** PROBLEM TO WORK ON **
Show only lines that include "варианты".

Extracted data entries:
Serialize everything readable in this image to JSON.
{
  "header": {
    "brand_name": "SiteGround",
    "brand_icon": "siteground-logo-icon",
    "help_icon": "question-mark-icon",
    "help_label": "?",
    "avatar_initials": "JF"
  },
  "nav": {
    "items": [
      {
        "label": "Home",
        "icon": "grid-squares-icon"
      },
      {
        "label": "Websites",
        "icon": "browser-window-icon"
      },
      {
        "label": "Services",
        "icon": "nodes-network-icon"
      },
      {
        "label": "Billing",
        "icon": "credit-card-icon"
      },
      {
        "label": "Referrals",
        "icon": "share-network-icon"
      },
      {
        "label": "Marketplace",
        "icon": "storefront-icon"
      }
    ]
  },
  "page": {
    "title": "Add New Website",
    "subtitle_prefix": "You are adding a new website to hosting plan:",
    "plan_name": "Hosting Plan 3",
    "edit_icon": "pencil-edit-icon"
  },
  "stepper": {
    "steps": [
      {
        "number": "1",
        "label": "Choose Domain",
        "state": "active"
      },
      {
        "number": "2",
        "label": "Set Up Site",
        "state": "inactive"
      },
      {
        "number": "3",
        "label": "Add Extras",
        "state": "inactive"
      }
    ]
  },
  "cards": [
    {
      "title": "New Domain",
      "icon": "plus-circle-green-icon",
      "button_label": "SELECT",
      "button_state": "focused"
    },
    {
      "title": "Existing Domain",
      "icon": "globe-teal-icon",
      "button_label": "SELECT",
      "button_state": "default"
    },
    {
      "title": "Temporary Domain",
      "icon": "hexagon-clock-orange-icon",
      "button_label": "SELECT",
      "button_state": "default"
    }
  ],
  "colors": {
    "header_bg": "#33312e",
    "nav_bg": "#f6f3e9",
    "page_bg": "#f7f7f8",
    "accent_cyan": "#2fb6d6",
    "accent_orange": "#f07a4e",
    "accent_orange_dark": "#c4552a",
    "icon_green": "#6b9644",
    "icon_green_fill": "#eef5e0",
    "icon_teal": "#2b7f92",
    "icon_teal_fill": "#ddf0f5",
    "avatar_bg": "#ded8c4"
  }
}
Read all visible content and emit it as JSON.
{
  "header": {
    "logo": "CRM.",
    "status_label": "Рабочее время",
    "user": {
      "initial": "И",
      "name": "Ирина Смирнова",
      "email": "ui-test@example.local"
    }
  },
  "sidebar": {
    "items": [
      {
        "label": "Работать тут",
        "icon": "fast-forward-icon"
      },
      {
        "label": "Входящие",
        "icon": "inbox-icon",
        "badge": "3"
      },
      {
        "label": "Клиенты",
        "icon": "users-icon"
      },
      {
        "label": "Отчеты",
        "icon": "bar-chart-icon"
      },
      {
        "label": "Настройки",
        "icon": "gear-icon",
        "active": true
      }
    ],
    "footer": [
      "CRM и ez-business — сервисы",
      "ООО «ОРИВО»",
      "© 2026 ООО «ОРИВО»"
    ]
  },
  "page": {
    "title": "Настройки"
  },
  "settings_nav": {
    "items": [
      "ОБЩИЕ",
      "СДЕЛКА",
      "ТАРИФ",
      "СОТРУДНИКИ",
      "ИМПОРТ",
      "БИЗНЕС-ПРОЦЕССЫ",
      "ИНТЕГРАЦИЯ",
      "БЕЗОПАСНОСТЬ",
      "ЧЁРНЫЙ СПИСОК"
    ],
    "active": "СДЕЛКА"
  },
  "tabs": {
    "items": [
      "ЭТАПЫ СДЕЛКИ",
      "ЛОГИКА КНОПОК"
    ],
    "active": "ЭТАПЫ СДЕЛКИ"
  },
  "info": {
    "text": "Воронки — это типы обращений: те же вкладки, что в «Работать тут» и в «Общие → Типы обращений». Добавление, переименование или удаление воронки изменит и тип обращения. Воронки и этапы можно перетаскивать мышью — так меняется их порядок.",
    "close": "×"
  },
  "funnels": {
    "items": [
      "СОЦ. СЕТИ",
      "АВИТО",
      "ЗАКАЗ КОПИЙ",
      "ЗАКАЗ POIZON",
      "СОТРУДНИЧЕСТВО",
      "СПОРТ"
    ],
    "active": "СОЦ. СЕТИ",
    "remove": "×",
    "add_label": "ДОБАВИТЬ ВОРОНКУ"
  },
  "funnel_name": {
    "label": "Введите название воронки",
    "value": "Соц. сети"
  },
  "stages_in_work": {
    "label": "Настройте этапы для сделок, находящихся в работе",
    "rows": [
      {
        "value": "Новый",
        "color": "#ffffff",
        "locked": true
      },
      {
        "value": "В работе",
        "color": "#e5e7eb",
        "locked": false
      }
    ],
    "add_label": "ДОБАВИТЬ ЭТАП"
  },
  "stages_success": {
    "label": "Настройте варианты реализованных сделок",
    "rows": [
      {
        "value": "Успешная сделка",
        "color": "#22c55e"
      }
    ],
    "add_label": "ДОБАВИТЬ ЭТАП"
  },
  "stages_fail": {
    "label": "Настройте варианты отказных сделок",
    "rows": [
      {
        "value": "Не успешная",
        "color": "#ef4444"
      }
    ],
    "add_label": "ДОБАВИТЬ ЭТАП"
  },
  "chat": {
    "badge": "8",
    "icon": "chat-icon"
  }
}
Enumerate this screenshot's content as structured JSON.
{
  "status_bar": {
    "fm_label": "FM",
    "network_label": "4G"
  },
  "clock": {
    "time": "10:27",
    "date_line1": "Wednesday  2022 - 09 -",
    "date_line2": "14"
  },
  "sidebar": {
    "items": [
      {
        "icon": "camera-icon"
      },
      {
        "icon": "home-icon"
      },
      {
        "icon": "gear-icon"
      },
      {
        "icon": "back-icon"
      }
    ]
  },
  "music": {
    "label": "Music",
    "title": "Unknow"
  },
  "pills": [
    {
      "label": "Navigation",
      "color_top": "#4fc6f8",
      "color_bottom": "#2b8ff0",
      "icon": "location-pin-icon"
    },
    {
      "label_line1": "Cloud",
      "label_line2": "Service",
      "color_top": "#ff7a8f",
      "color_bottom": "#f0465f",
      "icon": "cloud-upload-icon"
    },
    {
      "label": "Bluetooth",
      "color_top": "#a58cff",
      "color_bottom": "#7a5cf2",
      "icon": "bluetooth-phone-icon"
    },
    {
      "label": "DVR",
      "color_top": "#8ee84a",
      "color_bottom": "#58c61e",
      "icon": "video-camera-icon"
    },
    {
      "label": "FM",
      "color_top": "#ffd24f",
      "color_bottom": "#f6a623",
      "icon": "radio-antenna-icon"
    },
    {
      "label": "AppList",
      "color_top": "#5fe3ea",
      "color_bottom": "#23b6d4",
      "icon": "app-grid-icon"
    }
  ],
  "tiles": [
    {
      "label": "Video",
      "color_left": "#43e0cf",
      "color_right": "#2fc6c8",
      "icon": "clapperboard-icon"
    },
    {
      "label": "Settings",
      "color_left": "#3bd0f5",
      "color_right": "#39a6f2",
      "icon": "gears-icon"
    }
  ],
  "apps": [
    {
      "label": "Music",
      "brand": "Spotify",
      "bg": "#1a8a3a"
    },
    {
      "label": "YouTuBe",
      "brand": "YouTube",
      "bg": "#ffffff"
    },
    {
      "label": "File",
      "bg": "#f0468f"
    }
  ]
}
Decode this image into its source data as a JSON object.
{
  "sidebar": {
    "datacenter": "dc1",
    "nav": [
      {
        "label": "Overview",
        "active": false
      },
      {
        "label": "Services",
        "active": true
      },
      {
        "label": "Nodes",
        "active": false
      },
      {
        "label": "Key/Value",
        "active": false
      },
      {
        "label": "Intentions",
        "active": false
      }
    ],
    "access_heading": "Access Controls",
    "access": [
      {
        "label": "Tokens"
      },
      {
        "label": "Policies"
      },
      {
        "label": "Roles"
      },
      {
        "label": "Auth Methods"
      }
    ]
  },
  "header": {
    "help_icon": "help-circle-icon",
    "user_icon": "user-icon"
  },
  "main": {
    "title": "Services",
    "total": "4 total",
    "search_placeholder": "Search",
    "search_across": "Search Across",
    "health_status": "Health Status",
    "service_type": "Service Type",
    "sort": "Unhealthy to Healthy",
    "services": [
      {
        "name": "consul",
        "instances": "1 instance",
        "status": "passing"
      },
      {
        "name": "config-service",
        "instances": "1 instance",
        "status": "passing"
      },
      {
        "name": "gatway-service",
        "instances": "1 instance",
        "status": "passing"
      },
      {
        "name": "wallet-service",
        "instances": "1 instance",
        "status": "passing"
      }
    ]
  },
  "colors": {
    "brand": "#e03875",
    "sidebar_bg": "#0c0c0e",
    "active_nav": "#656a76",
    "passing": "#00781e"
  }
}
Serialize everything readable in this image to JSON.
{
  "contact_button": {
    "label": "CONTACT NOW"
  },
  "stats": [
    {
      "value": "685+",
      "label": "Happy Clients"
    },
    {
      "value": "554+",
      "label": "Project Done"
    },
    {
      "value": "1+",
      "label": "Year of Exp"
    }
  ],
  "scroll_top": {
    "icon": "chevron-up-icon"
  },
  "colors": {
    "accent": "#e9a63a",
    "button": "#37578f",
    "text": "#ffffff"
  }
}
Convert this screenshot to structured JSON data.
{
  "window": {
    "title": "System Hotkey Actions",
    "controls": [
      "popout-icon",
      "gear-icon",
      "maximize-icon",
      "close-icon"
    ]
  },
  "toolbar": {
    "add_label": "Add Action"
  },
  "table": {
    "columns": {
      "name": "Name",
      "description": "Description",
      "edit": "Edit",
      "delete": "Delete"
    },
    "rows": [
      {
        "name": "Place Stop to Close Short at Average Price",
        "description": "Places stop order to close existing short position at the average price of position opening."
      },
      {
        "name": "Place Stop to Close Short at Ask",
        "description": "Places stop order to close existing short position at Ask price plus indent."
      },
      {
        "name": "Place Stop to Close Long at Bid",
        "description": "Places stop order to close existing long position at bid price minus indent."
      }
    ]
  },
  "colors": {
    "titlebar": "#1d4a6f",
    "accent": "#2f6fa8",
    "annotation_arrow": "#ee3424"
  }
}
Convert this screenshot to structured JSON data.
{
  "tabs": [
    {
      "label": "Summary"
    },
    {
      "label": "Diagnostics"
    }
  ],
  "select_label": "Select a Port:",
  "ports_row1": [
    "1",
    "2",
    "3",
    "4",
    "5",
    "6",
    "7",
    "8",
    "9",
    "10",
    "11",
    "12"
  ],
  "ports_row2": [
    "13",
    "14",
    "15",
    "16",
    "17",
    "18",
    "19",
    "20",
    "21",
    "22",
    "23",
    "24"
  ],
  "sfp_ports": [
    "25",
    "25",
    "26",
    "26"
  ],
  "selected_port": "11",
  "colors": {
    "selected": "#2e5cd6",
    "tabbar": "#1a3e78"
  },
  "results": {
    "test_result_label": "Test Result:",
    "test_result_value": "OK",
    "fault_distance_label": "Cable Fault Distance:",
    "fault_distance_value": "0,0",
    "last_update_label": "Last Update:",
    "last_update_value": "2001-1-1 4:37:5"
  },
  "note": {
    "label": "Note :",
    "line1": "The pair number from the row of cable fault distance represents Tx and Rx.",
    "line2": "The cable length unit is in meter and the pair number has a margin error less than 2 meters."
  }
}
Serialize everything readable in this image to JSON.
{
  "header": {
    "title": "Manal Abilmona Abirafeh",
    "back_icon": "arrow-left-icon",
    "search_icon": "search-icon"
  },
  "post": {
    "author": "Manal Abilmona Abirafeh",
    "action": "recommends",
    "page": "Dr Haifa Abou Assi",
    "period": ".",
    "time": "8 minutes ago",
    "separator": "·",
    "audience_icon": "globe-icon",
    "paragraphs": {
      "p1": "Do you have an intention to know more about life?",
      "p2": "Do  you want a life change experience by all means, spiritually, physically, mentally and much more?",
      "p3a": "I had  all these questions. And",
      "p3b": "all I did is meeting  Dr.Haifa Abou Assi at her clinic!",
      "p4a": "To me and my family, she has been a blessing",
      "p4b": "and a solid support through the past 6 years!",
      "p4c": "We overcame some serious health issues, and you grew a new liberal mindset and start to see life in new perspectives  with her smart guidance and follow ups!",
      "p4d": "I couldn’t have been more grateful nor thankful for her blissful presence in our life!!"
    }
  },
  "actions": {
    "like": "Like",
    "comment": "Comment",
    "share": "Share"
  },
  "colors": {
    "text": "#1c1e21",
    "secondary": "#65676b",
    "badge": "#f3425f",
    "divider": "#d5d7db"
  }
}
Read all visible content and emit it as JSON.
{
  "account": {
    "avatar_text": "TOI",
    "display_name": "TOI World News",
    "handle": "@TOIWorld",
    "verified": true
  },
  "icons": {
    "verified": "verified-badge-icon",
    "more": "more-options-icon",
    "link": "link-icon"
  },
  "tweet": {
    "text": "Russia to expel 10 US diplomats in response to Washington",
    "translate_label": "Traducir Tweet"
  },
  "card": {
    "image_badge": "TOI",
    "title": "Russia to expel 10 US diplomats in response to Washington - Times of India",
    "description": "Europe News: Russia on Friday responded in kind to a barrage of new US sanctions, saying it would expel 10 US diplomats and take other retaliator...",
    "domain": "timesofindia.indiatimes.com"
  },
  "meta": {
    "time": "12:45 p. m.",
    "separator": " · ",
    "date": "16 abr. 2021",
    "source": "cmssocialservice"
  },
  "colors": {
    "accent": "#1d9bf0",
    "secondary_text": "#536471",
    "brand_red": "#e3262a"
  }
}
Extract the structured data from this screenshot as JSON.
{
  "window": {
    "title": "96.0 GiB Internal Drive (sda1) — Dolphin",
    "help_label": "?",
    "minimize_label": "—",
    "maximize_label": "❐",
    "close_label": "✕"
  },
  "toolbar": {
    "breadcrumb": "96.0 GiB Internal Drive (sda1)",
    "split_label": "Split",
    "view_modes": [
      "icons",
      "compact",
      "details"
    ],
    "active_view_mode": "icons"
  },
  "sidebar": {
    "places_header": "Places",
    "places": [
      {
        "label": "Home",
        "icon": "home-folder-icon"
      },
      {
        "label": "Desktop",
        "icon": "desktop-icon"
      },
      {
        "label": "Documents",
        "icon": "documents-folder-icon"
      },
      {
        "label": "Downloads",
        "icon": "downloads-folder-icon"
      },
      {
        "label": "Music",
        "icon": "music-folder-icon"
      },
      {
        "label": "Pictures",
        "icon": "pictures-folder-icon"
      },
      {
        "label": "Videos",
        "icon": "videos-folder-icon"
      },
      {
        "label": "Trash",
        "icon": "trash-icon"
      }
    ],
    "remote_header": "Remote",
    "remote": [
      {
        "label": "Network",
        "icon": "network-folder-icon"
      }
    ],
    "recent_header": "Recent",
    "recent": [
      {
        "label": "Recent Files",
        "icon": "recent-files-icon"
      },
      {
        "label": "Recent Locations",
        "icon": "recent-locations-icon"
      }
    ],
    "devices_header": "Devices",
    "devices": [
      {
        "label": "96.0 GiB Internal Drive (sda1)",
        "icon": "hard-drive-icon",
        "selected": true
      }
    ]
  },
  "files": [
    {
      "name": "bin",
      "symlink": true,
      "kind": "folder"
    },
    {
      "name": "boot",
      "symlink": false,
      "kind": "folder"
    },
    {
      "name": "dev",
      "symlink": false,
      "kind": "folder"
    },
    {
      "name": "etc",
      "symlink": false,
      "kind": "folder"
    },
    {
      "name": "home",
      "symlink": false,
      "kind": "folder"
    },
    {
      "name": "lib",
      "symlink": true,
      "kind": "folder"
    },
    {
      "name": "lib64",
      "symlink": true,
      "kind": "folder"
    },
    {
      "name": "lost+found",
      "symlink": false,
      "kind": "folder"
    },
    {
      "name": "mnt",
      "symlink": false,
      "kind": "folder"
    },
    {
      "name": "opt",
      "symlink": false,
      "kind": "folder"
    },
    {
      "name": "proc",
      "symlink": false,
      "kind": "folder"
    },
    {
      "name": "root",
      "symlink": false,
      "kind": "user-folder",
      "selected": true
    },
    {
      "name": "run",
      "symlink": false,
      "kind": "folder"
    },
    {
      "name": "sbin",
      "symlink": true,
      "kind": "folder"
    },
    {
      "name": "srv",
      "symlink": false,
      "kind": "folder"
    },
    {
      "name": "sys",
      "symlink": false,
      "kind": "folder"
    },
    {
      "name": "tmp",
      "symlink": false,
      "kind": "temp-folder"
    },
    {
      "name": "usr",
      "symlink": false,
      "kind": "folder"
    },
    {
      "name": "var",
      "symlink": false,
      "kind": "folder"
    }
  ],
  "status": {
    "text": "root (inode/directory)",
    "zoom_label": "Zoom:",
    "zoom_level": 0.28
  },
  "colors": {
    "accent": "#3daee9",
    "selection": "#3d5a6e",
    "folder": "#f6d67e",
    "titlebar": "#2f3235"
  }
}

** ANSWER FOR THE TASK **
    "label": "Настройте варианты реализованных сделок",
    "label": "Настройте варианты отказных сделок",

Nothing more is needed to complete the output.